WHAT IS REQUIRED:
Print every entry, word for word, and skip the images.

((

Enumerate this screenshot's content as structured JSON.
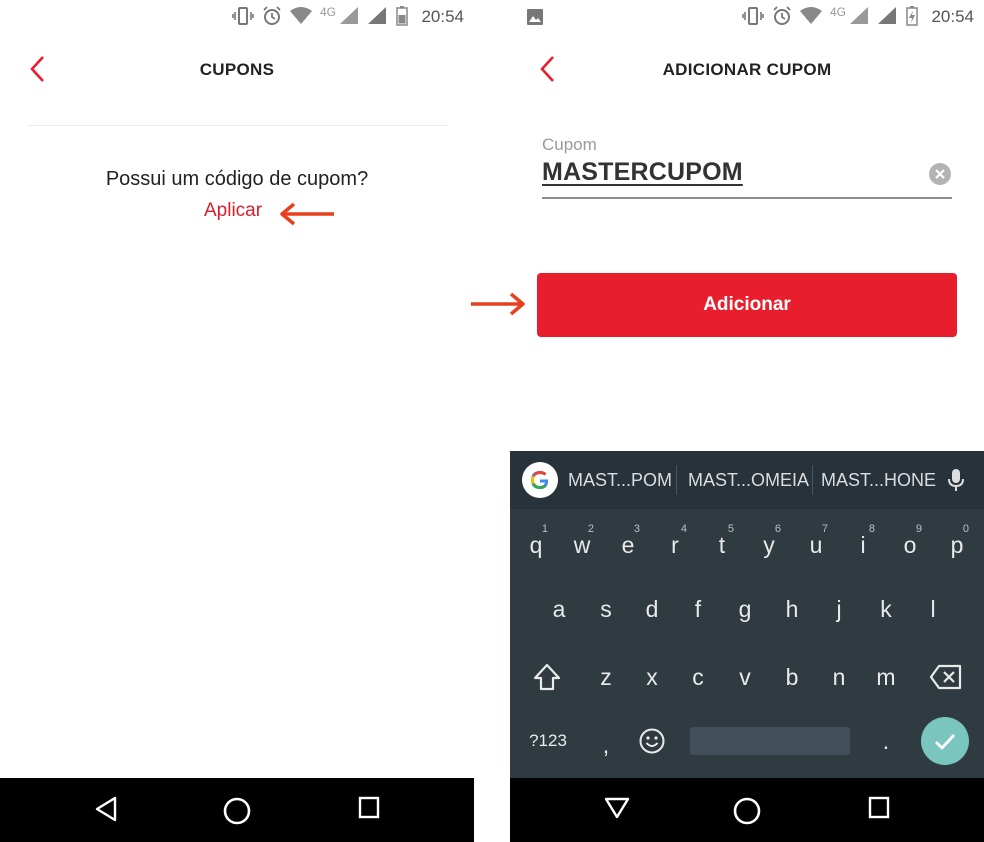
{
  "left_screen": {
    "status": {
      "time": "20:54",
      "network": "4G"
    },
    "appbar": {
      "title": "CUPONS"
    },
    "question": "Possui um código de cupom?",
    "apply_link": "Aplicar"
  },
  "right_screen": {
    "status": {
      "time": "20:54",
      "network": "4G"
    },
    "appbar": {
      "title": "ADICIONAR CUPOM"
    },
    "coupon_field": {
      "label": "Cupom",
      "value": "MASTERCUPOM"
    },
    "add_button": "Adicionar",
    "keyboard": {
      "suggestions": [
        "MAST...POM",
        "MAST...OMEIA",
        "MAST...HONE"
      ],
      "row1": [
        {
          "key": "q",
          "num": "1"
        },
        {
          "key": "w",
          "num": "2"
        },
        {
          "key": "e",
          "num": "3"
        },
        {
          "key": "r",
          "num": "4"
        },
        {
          "key": "t",
          "num": "5"
        },
        {
          "key": "y",
          "num": "6"
        },
        {
          "key": "u",
          "num": "7"
        },
        {
          "key": "i",
          "num": "8"
        },
        {
          "key": "o",
          "num": "9"
        },
        {
          "key": "p",
          "num": "0"
        }
      ],
      "row2": [
        "a",
        "s",
        "d",
        "f",
        "g",
        "h",
        "j",
        "k",
        "l"
      ],
      "row3": [
        "z",
        "x",
        "c",
        "v",
        "b",
        "n",
        "m"
      ],
      "row4": {
        "symbols": "?123",
        "comma": ",",
        "period": "."
      }
    }
  },
  "colors": {
    "accent_red": "#e81e2d",
    "link_red": "#d6202c",
    "annotation_arrow": "#e8401c",
    "keyboard_bg": "#2f3b40",
    "enter_key": "#7ac6be"
  }
}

))

THE ANSWER:
Enumerate this screenshot's content as structured JSON.
{
  "left_screen": {
    "status": {
      "time": "20:54",
      "network": "4G"
    },
    "appbar": {
      "title": "CUPONS"
    },
    "question": "Possui um código de cupom?",
    "apply_link": "Aplicar"
  },
  "right_screen": {
    "status": {
      "time": "20:54",
      "network": "4G"
    },
    "appbar": {
      "title": "ADICIONAR CUPOM"
    },
    "coupon_field": {
      "label": "Cupom",
      "value": "MASTERCUPOM"
    },
    "add_button": "Adicionar",
    "keyboard": {
      "suggestions": [
        "MAST...POM",
        "MAST...OMEIA",
        "MAST...HONE"
      ],
      "row1": [
        {
          "key": "q",
          "num": "1"
        },
        {
          "key": "w",
          "num": "2"
        },
        {
          "key": "e",
          "num": "3"
        },
        {
          "key": "r",
          "num": "4"
        },
        {
          "key": "t",
          "num": "5"
        },
        {
          "key": "y",
          "num": "6"
        },
        {
          "key": "u",
          "num": "7"
        },
        {
          "key": "i",
          "num": "8"
        },
        {
          "key": "o",
          "num": "9"
        },
        {
          "key": "p",
          "num": "0"
        }
      ],
      "row2": [
        "a",
        "s",
        "d",
        "f",
        "g",
        "h",
        "j",
        "k",
        "l"
      ],
      "row3": [
        "z",
        "x",
        "c",
        "v",
        "b",
        "n",
        "m"
      ],
      "row4": {
        "symbols": "?123",
        "comma": ",",
        "period": "."
      }
    }
  },
  "colors": {
    "accent_red": "#e81e2d",
    "link_red": "#d6202c",
    "annotation_arrow": "#e8401c",
    "keyboard_bg": "#2f3b40",
    "enter_key": "#7ac6be"
  }
}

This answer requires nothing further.